_Work to do_: Write out each line of the material again, word for word.

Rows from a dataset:

▼

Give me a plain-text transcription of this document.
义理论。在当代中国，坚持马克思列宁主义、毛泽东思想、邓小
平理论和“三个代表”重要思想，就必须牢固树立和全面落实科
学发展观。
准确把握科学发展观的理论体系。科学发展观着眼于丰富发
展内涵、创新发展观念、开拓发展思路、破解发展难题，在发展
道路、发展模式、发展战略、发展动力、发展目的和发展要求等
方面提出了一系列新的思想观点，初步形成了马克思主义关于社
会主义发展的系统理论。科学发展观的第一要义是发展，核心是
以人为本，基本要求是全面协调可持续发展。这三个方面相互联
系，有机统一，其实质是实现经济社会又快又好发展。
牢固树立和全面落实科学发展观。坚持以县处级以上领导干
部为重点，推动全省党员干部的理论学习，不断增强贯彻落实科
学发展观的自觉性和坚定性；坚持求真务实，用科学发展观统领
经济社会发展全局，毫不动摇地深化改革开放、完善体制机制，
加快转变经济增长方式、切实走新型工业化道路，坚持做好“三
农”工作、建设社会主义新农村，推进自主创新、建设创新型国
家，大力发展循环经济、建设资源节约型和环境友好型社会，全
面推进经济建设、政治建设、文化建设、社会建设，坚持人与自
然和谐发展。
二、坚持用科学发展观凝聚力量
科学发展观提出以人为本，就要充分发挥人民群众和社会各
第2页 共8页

▲

_Right answer_:
Give me a plain-text transcription of this document.
义理论。在当代中国，坚持马克思列宁主义、毛泽东思想、邓小
平理论和“三个代表”重要思想，就必须牢固树立和全面落实科
学发展观。
准确把握科学发展观的理论体系。科学发展观着眼于丰富发
展内涵、创新发展观念、开拓发展思路、破解发展难题，在发展
道路、发展模式、发展战略、发展动力、发展目的和发展要求等
方面提出了一系列新的思想观点，初步形成了马克思主义关于社
会主义发展的系统理论。科学发展观的第一要义是发展，核心是
以人为本，基本要求是全面协调可持续发展。这三个方面相互联
系，有机统一，其实质是实现经济社会又快又好发展。
牢固树立和全面落实科学发展观。坚持以县处级以上领导干
部为重点，推动全省党员干部的理论学习，不断增强贯彻落实科
学发展观的自觉性和坚定性；坚持求真务实，用科学发展观统领
经济社会发展全局，毫不动摇地深化改革开放、完善体制机制，
加快转变经济增长方式、切实走新型工业化道路，坚持做好“三
农”工作、建设社会主义新农村，推进自主创新、建设创新型国
家，大力发展循环经济、建设资源节约型和环境友好型社会，全
面推进经济建设、政治建设、文化建设、社会建设，坚持人与自
然和谐发展。
二、坚持用科学发展观凝聚力量
科学发展观提出以人为本，就要充分发挥人民群众和社会各
第2页 共8页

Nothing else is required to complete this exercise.